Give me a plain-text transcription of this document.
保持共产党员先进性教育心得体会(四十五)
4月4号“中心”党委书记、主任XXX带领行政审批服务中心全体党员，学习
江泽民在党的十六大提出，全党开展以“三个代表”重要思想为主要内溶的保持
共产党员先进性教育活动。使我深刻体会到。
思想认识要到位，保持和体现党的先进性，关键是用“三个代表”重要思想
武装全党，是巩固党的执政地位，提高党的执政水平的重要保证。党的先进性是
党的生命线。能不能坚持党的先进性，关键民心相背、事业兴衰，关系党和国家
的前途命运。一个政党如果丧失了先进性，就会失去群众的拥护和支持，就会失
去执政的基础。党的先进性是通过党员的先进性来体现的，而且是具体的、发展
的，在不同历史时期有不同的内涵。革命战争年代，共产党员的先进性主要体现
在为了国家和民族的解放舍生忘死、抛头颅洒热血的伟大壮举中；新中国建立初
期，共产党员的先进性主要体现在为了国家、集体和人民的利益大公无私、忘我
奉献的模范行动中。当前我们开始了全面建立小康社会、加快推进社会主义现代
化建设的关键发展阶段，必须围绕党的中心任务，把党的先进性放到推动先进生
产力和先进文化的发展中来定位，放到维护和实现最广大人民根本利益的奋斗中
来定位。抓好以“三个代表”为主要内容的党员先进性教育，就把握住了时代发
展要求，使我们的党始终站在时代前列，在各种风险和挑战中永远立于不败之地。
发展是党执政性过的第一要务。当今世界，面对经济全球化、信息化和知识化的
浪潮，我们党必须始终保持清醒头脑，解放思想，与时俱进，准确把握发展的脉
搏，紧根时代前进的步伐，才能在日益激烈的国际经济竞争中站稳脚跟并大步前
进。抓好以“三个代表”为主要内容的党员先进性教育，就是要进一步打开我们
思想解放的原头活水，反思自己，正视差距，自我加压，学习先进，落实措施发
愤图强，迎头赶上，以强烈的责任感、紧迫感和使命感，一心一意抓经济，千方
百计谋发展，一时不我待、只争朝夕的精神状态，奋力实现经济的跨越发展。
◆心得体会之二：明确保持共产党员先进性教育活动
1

★ ★ ★ ★ ★

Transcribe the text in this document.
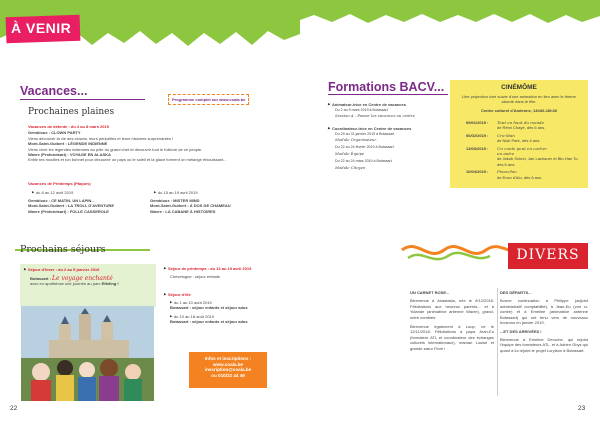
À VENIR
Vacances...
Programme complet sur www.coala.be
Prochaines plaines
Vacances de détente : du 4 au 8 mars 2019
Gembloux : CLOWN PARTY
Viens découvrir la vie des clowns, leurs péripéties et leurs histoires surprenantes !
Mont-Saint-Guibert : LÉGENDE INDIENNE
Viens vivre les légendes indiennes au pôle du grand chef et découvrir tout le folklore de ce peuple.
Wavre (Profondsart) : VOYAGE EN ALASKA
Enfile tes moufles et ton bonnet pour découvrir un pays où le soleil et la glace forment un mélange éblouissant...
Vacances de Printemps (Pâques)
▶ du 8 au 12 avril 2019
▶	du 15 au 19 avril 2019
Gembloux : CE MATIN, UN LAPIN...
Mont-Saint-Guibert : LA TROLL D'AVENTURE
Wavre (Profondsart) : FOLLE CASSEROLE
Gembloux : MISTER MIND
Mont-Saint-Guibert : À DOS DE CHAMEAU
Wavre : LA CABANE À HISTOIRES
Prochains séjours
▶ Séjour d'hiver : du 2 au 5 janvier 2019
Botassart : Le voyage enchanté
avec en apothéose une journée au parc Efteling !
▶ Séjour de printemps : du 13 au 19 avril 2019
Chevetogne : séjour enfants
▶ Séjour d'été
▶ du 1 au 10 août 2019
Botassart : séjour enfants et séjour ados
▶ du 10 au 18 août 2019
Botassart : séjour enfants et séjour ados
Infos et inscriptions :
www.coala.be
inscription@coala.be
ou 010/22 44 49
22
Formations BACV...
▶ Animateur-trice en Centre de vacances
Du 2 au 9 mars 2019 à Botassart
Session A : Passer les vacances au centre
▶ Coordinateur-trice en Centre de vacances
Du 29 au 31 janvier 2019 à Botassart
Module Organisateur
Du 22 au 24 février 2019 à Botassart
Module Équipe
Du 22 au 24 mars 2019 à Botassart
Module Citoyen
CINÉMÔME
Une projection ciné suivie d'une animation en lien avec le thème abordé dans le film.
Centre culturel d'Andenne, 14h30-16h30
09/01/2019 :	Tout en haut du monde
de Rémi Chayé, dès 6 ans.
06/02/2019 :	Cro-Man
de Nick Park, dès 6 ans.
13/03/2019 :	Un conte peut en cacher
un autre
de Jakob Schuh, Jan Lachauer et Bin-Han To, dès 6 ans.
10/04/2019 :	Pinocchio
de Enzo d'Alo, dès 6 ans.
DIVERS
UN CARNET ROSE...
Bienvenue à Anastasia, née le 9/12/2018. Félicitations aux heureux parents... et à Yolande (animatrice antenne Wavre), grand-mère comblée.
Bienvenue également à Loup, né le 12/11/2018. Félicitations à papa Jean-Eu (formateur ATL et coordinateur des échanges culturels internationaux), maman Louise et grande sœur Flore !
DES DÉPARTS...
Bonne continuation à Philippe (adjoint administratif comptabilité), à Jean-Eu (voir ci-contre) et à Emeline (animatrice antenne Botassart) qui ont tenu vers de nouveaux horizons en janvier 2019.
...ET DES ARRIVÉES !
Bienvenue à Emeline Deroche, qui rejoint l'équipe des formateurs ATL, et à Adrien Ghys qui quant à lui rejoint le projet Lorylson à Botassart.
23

★ ★ ★ ★ ★

▸ **PROBLEM TO WORK ON**
Show the lines of the records that contain the word "Botassart".

▸ **OUTPUT OF THE EXERCISE**
Botassart : Le voyage enchanté
Botassart : séjour enfants et séjour ados
Botassart : séjour enfants et séjour ados
Du 2 au 9 mars 2019 à Botassart
Du 29 au 31 janvier 2019 à Botassart
Du 22 au 24 février 2019 à Botassart
Du 22 au 24 mars 2019 à Botassart
Bonne continuation à Philippe (adjoint administratif comptabilité), à Jean-Eu (voir ci-contre) et à Emeline (animatrice antenne Botassart) qui ont tenu vers de nouveaux horizons en janvier 2019.
Bienvenue à Emeline Deroche, qui rejoint l'équipe des formateurs ATL, et à Adrien Ghys qui quant à lui rejoint le projet Lorylson à Botassart.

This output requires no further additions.